Task objective >>
Write out the whole listing again, exactly as given.

Supplied information >>
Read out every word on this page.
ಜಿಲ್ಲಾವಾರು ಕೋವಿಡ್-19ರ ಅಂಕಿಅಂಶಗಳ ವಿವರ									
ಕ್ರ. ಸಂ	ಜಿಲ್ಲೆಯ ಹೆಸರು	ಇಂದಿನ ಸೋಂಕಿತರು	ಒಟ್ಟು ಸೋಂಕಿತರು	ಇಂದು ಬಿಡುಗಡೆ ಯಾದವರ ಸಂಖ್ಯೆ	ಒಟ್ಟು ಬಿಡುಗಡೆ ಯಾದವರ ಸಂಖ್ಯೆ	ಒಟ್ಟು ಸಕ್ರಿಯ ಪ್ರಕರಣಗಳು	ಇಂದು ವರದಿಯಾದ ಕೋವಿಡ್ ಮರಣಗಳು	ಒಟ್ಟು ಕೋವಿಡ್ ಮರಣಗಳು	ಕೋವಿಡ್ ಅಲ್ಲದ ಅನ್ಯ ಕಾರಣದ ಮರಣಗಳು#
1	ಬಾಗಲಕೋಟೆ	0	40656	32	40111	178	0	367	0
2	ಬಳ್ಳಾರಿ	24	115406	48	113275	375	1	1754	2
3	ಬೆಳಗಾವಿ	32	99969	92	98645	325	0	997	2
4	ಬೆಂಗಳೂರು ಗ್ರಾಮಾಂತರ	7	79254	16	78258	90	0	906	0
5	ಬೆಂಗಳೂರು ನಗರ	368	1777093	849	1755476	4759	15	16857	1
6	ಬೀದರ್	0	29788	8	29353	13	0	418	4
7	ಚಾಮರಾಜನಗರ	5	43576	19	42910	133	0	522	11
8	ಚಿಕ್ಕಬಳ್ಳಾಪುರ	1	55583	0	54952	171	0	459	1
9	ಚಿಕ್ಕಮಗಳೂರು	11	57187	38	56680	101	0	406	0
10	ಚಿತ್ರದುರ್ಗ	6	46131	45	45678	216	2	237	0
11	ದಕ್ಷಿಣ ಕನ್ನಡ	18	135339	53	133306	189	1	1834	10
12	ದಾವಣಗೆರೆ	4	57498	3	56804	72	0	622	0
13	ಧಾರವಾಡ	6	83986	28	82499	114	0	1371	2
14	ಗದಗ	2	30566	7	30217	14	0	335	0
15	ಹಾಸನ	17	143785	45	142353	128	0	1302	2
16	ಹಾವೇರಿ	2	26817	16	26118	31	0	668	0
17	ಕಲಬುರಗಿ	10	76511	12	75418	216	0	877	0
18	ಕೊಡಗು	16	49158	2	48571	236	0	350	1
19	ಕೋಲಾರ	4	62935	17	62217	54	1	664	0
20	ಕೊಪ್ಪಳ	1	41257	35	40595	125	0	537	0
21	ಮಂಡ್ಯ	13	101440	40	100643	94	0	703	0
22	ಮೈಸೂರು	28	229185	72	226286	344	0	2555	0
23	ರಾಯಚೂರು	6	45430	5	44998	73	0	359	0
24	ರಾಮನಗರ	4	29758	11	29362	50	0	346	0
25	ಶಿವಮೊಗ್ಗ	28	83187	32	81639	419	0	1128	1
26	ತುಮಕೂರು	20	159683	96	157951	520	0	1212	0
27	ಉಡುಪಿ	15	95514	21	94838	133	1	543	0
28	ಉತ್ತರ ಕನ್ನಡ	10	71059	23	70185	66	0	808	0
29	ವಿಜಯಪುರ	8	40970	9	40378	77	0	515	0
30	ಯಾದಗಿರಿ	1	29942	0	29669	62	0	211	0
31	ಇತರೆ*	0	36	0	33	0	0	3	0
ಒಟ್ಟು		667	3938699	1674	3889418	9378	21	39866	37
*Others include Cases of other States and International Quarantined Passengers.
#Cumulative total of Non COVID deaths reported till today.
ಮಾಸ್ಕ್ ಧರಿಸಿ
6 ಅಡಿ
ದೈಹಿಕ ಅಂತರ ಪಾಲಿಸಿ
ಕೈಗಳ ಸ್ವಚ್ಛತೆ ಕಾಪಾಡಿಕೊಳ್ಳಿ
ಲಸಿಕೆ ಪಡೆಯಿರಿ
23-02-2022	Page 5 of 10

Solved exercise >>
Read out every word on this page.
ಜಿಲ್ಲಾವಾರು ಕೋವಿಡ್-19ರ ಅಂಕಿಅಂಶಗಳ ವಿವರ									
ಕ್ರ. ಸಂ	ಜಿಲ್ಲೆಯ ಹೆಸರು	ಇಂದಿನ ಸೋಂಕಿತರು	ಒಟ್ಟು ಸೋಂಕಿತರು	ಇಂದು ಬಿಡುಗಡೆ ಯಾದವರ ಸಂಖ್ಯೆ	ಒಟ್ಟು ಬಿಡುಗಡೆ ಯಾದವರ ಸಂಖ್ಯೆ	ಒಟ್ಟು ಸಕ್ರಿಯ ಪ್ರಕರಣಗಳು	ಇಂದು ವರದಿಯಾದ ಕೋವಿಡ್ ಮರಣಗಳು	ಒಟ್ಟು ಕೋವಿಡ್ ಮರಣಗಳು	ಕೋವಿಡ್ ಅಲ್ಲದ ಅನ್ಯ ಕಾರಣದ ಮರಣಗಳು#
1	ಬಾಗಲಕೋಟೆ	0	40656	32	40111	178	0	367	0
2	ಬಳ್ಳಾರಿ	24	115406	48	113275	375	1	1754	2
3	ಬೆಳಗಾವಿ	32	99969	92	98645	325	0	997	2
4	ಬೆಂಗಳೂರು ಗ್ರಾಮಾಂತರ	7	79254	16	78258	90	0	906	0
5	ಬೆಂಗಳೂರು ನಗರ	368	1777093	849	1755476	4759	15	16857	1
6	ಬೀದರ್	0	29788	8	29353	13	0	418	4
7	ಚಾಮರಾಜನಗರ	5	43576	19	42910	133	0	522	11
8	ಚಿಕ್ಕಬಳ್ಳಾಪುರ	1	55583	0	54952	171	0	459	1
9	ಚಿಕ್ಕಮಗಳೂರು	11	57187	38	56680	101	0	406	0
10	ಚಿತ್ರದುರ್ಗ	6	46131	45	45678	216	2	237	0
11	ದಕ್ಷಿಣ ಕನ್ನಡ	18	135339	53	133306	189	1	1834	10
12	ದಾವಣಗೆರೆ	4	57498	3	56804	72	0	622	0
13	ಧಾರವಾಡ	6	83986	28	82499	114	0	1371	2
14	ಗದಗ	2	30566	7	30217	14	0	335	0
15	ಹಾಸನ	17	143785	45	142353	128	0	1302	2
16	ಹಾವೇರಿ	2	26817	16	26118	31	0	668	0
17	ಕಲಬುರಗಿ	10	76511	12	75418	216	0	877	0
18	ಕೊಡಗು	16	49158	2	48571	236	0	350	1
19	ಕೋಲಾರ	4	62935	17	62217	54	1	664	0
20	ಕೊಪ್ಪಳ	1	41257	35	40595	125	0	537	0
21	ಮಂಡ್ಯ	13	101440	40	100643	94	0	703	0
22	ಮೈಸೂರು	28	229185	72	226286	344	0	2555	0
23	ರಾಯಚೂರು	6	45430	5	44998	73	0	359	0
24	ರಾಮನಗರ	4	29758	11	29362	50	0	346	0
25	ಶಿವಮೊಗ್ಗ	28	83187	32	81639	419	0	1128	1
26	ತುಮಕೂರು	20	159683	96	157951	520	0	1212	0
27	ಉಡುಪಿ	15	95514	21	94838	133	1	543	0
28	ಉತ್ತರ ಕನ್ನಡ	10	71059	23	70185	66	0	808	0
29	ವಿಜಯಪುರ	8	40970	9	40378	77	0	515	0
30	ಯಾದಗಿರಿ	1	29942	0	29669	62	0	211	0
31	ಇತರೆ*	0	36	0	33	0	0	3	0
ಒಟ್ಟು		667	3938699	1674	3889418	9378	21	39866	37
*Others include Cases of other States and International Quarantined Passengers.
#Cumulative total of Non COVID deaths reported till today.
ಮಾಸ್ಕ್ ಧರಿಸಿ
6 ಅಡಿ
ದೈಹಿಕ ಅಂತರ ಪಾಲಿಸಿ
ಕೈಗಳ ಸ್ವಚ್ಛತೆ ಕಾಪಾಡಿಕೊಳ್ಳಿ
ಲಸಿಕೆ ಪಡೆಯಿರಿ
23-02-2022	Page 5 of 10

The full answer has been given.